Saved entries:
* * * * * * * * *

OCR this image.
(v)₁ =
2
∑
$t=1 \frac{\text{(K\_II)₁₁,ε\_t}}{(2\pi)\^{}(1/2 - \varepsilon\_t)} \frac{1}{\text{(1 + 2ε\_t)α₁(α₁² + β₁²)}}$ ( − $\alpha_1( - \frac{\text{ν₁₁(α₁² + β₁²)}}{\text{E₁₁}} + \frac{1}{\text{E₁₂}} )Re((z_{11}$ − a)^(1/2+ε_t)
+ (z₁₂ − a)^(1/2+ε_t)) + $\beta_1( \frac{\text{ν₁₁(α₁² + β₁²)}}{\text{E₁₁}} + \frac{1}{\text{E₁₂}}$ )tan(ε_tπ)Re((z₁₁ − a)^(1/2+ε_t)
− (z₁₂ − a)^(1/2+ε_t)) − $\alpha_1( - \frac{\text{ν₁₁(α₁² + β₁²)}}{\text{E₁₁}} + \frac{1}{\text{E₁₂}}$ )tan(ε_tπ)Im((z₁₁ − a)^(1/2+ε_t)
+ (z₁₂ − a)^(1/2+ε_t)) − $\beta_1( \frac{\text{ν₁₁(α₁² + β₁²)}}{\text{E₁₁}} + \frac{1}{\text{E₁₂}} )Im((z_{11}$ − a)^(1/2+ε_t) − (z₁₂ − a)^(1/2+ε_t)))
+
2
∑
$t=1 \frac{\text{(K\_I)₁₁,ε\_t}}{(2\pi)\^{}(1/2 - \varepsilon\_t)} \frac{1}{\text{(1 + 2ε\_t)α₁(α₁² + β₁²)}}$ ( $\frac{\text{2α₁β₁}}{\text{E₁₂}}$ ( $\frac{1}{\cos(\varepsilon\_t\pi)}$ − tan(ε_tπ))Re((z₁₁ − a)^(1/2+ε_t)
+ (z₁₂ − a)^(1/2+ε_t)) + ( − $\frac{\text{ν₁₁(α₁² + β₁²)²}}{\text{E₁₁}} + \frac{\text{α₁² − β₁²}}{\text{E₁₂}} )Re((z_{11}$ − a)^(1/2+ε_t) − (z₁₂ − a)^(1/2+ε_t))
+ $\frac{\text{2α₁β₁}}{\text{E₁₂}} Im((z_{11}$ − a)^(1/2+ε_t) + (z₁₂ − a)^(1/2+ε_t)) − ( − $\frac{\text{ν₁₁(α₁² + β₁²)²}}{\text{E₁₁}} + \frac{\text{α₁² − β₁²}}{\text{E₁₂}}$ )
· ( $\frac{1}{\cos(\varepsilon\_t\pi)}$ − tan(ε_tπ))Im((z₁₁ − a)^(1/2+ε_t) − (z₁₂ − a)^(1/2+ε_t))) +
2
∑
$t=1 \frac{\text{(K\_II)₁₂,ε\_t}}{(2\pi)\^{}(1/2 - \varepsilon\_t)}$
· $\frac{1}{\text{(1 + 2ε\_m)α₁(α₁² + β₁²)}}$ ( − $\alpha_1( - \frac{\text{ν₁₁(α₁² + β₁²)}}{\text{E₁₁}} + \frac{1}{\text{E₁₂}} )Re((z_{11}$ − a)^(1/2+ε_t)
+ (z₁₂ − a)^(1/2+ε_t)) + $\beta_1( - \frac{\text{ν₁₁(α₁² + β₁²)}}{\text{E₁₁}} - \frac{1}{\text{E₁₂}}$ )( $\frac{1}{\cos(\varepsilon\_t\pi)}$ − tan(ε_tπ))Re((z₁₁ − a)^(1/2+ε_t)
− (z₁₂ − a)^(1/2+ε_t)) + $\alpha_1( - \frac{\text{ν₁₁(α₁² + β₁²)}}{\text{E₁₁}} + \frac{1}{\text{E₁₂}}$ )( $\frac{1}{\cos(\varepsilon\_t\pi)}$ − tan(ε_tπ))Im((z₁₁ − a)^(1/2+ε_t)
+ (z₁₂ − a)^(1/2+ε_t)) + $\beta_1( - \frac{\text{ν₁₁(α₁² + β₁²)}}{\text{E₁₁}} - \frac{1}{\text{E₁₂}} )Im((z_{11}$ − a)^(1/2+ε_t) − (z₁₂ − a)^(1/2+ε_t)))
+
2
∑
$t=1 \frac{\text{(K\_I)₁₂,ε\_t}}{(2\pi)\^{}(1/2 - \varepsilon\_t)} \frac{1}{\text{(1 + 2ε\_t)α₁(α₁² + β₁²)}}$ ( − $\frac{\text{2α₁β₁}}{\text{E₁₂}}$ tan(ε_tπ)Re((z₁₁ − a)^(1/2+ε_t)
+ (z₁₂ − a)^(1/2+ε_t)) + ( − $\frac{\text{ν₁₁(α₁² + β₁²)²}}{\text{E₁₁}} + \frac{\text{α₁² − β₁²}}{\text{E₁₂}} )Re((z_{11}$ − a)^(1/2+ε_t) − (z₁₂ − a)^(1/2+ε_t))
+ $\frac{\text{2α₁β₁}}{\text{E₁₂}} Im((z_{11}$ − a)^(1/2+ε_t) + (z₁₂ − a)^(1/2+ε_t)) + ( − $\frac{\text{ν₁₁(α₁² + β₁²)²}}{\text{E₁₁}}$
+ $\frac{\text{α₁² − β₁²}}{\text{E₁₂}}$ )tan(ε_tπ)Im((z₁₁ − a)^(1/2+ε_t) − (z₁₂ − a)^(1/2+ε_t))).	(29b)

* * * * * * * * *

• _Short problem_
Among the records above, find each line holding the string "varepsilon" and pull it out.

• _Response for this exercise_
$t=1 \frac{\text{(K\_II)₁₁,ε\_t}}{(2\pi)\^{}(1/2 - \varepsilon\_t)} \frac{1}{\text{(1 + 2ε\_t)α₁(α₁² + β₁²)}}$ ( − $\alpha_1( - \frac{\text{ν₁₁(α₁² + β₁²)}}{\text{E₁₁}} + \frac{1}{\text{E₁₂}} )Re((z_{11}$ − a)^(1/2+ε_t)
$t=1 \frac{\text{(K\_I)₁₁,ε\_t}}{(2\pi)\^{}(1/2 - \varepsilon\_t)} \frac{1}{\text{(1 + 2ε\_t)α₁(α₁² + β₁²)}}$ ( $\frac{\text{2α₁β₁}}{\text{E₁₂}}$ ( $\frac{1}{\cos(\varepsilon\_t\pi)}$ − tan(ε_tπ))Re((z₁₁ − a)^(1/2+ε_t)
· ( $\frac{1}{\cos(\varepsilon\_t\pi)}$ − tan(ε_tπ))Im((z₁₁ − a)^(1/2+ε_t) − (z₁₂ − a)^(1/2+ε_t))) +
$t=1 \frac{\text{(K\_II)₁₂,ε\_t}}{(2\pi)\^{}(1/2 - \varepsilon\_t)}$
+ (z₁₂ − a)^(1/2+ε_t)) + $\beta_1( - \frac{\text{ν₁₁(α₁² + β₁²)}}{\text{E₁₁}} - \frac{1}{\text{E₁₂}}$ )( $\frac{1}{\cos(\varepsilon\_t\pi)}$ − tan(ε_tπ))Re((z₁₁ − a)^(1/2+ε_t)
− (z₁₂ − a)^(1/2+ε_t)) + $\alpha_1( - \frac{\text{ν₁₁(α₁² + β₁²)}}{\text{E₁₁}} + \frac{1}{\text{E₁₂}}$ )( $\frac{1}{\cos(\varepsilon\_t\pi)}$ − tan(ε_tπ))Im((z₁₁ − a)^(1/2+ε_t)
$t=1 \frac{\text{(K\_I)₁₂,ε\_t}}{(2\pi)\^{}(1/2 - \varepsilon\_t)} \frac{1}{\text{(1 + 2ε\_t)α₁(α₁² + β₁²)}}$ ( − $\frac{\text{2α₁β₁}}{\text{E₁₂}}$ tan(ε_tπ)Re((z₁₁ − a)^(1/2+ε_t)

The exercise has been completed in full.